# [Your goal]
Repeat the material below word for word and leave out all pictures.
## start
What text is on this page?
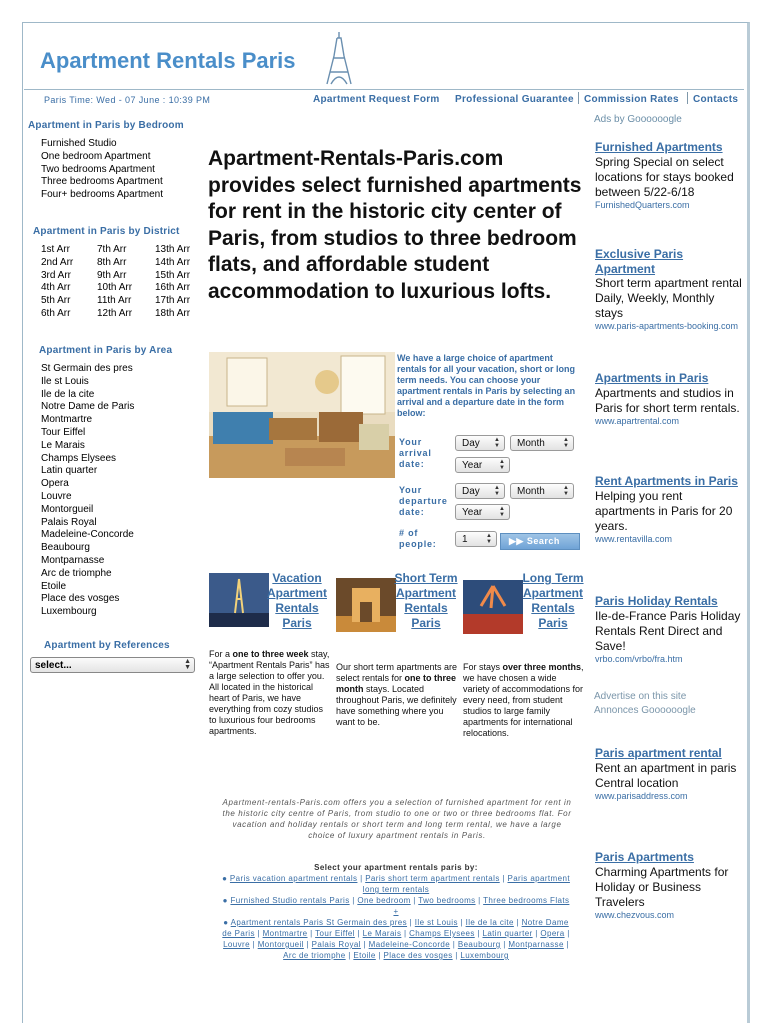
Apartment Rentals Paris
Paris Time: Wed - 07 June : 10:39 PM	Apartment Request Form Professional Guarantee Commission Rates Contacts
Ads by Goooooogle
Apartment in Paris by Bedroom
Furnished Studio
One bedroom Apartment
Two bedrooms Apartment
Three bedrooms Apartment
Four+ bedrooms Apartment
Apartment in Paris by District
1st Arr	7th Arr	13th Arr
2nd Arr	8th Arr	14th Arr
3rd Arr	9th Arr	15th Arr
4th Arr	10th Arr	16th Arr
5th Arr	11th Arr	17th Arr
6th Arr	12th Arr	18th Arr
Apartment in Paris by Area
St Germain des pres
Ile st Louis
Ile de la cite
Notre Dame de Paris
Montmartre
Tour Eiffel
Le Marais
Champs Elysees
Latin quarter
Opera
Louvre
Montorgueil
Palais Royal
Madeleine-Concorde
Beaubourg
Montparnasse
Arc de triomphe
Etoile
Place des vosges
Luxembourg
Apartment by References
select...	▲
▼
Apartment-Rentals-Paris.com provides select furnished apartments for rent in the historic city center of Paris, from studios to three bedroom flats, and affordable student accommodation to luxurious lofts.
We have a large choice of apartment rentals for all your vacation, short or long term needs. You can choose your apartment rentals in Paris by selecting an arrival and a departure date in the form below:
Your arrival date:
Day	▲
▼	Month	▲
▼
Year	▲
▼
Your departure date:
Day	▲
▼	Month	▲
▼
Year	▲
▼
# of people:	1	▲
▼	▶▶ Search
Vacation Apartment Rentals Paris
Short Term Apartment Rentals Paris
Long Term Apartment Rentals Paris
For a one to three week stay, “Apartment Rentals Paris” has a large selection to offer you. All located in the historical heart of Paris, we have everything from cozy studios to luxurious four bedrooms apartments.
Our short term apartments are select rentals for one to three month stays. Located throughout Paris, we definitely have something where you want to be.
For stays over three months, we have chosen a wide variety of accommodations for every need, from student studios to large family apartments for international relocations.
Apartment-rentals-Paris.com offers you a selection of furnished apartment for rent in the historic city centre of Paris, from studio to one or two or three bedrooms flat. For vacation and holiday rentals or short term and long term rental, we have a large choice of luxury apartment rentals in Paris.
Select your apartment rentals paris by:
● Paris vacation apartment rentals | Paris short term apartment rentals | Paris apartment long term rentals
● Furnished Studio rentals Paris | One bedroom | Two bedrooms | Three bedrooms Flats +
● Apartment rentals Paris St Germain des pres | Ile st Louis | Ile de la cite | Notre Dame de Paris | Montmartre | Tour Eiffel | Le Marais | Champs Elysees | Latin quarter | Opera | Louvre | Montorgueil | Palais Royal | Madeleine-Concorde | Beaubourg | Montparnasse | Arc de triomphe | Etoile | Place des vosges | Luxembourg
Furnished Apartments
Spring Special on select locations for stays booked between 5/22-6/18
FurnishedQuarters.com
Exclusive Paris Apartment
Short term apartment rental Daily, Weekly, Monthly stays
www.paris-apartments-booking.com
Apartments in Paris
Apartments and studios in Paris for short term rentals.
www.apartrental.com
Rent Apartments in Paris
Helping you rent apartments in Paris for 20 years.
www.rentavilla.com
Paris Holiday Rentals
Ile-de-France Paris Holiday Rentals Rent Direct and Save!
vrbo.com/vrbo/fra.htm
Advertise on this site
Annonces Goooooogle
Paris apartment rental
Rent an apartment in paris Central location
www.parisaddress.com
Paris Apartments
Charming Apartments for Holiday or Business Travelers
www.chezvous.com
## end
# [Reply to the exercise]
What text is on this page?
Apartment Rentals Paris
Paris Time: Wed - 07 June : 10:39 PM	Apartment Request Form Professional Guarantee Commission Rates Contacts
Ads by Goooooogle
Apartment in Paris by Bedroom
Furnished Studio
One bedroom Apartment
Two bedrooms Apartment
Three bedrooms Apartment
Four+ bedrooms Apartment
Apartment in Paris by District
1st Arr	7th Arr	13th Arr
2nd Arr	8th Arr	14th Arr
3rd Arr	9th Arr	15th Arr
4th Arr	10th Arr	16th Arr
5th Arr	11th Arr	17th Arr
6th Arr	12th Arr	18th Arr
Apartment in Paris by Area
St Germain des pres
Ile st Louis
Ile de la cite
Notre Dame de Paris
Montmartre
Tour Eiffel
Le Marais
Champs Elysees
Latin quarter
Opera
Louvre
Montorgueil
Palais Royal
Madeleine-Concorde
Beaubourg
Montparnasse
Arc de triomphe
Etoile
Place des vosges
Luxembourg
Apartment by References
select...	▲
▼
Apartment-Rentals-Paris.com provides select furnished apartments for rent in the historic city center of Paris, from studios to three bedroom flats, and affordable student accommodation to luxurious lofts.
We have a large choice of apartment rentals for all your vacation, short or long term needs. You can choose your apartment rentals in Paris by selecting an arrival and a departure date in the form below:
Your arrival date:
Day	▲
▼	Month	▲
▼
Year	▲
▼
Your departure date:
Day	▲
▼	Month	▲
▼
Year	▲
▼
# of people:	1	▲
▼	▶▶ Search
Vacation Apartment Rentals Paris
Short Term Apartment Rentals Paris
Long Term Apartment Rentals Paris
For a one to three week stay, “Apartment Rentals Paris” has a large selection to offer you. All located in the historical heart of Paris, we have everything from cozy studios to luxurious four bedrooms apartments.
Our short term apartments are select rentals for one to three month stays. Located throughout Paris, we definitely have something where you want to be.
For stays over three months, we have chosen a wide variety of accommodations for every need, from student studios to large family apartments for international relocations.
Apartment-rentals-Paris.com offers you a selection of furnished apartment for rent in the historic city centre of Paris, from studio to one or two or three bedrooms flat. For vacation and holiday rentals or short term and long term rental, we have a large choice of luxury apartment rentals in Paris.
Select your apartment rentals paris by:
● Paris vacation apartment rentals | Paris short term apartment rentals | Paris apartment long term rentals
● Furnished Studio rentals Paris | One bedroom | Two bedrooms | Three bedrooms Flats +
● Apartment rentals Paris St Germain des pres | Ile st Louis | Ile de la cite | Notre Dame de Paris | Montmartre | Tour Eiffel | Le Marais | Champs Elysees | Latin quarter | Opera | Louvre | Montorgueil | Palais Royal | Madeleine-Concorde | Beaubourg | Montparnasse | Arc de triomphe | Etoile | Place des vosges | Luxembourg
Furnished Apartments
Spring Special on select locations for stays booked between 5/22-6/18
FurnishedQuarters.com
Exclusive Paris Apartment
Short term apartment rental Daily, Weekly, Monthly stays
www.paris-apartments-booking.com
Apartments in Paris
Apartments and studios in Paris for short term rentals.
www.apartrental.com
Rent Apartments in Paris
Helping you rent apartments in Paris for 20 years.
www.rentavilla.com
Paris Holiday Rentals
Ile-de-France Paris Holiday Rentals Rent Direct and Save!
vrbo.com/vrbo/fra.htm
Advertise on this site
Annonces Goooooogle
Paris apartment rental
Rent an apartment in paris Central location
www.parisaddress.com
Paris Apartments
Charming Apartments for Holiday or Business Travelers
www.chezvous.com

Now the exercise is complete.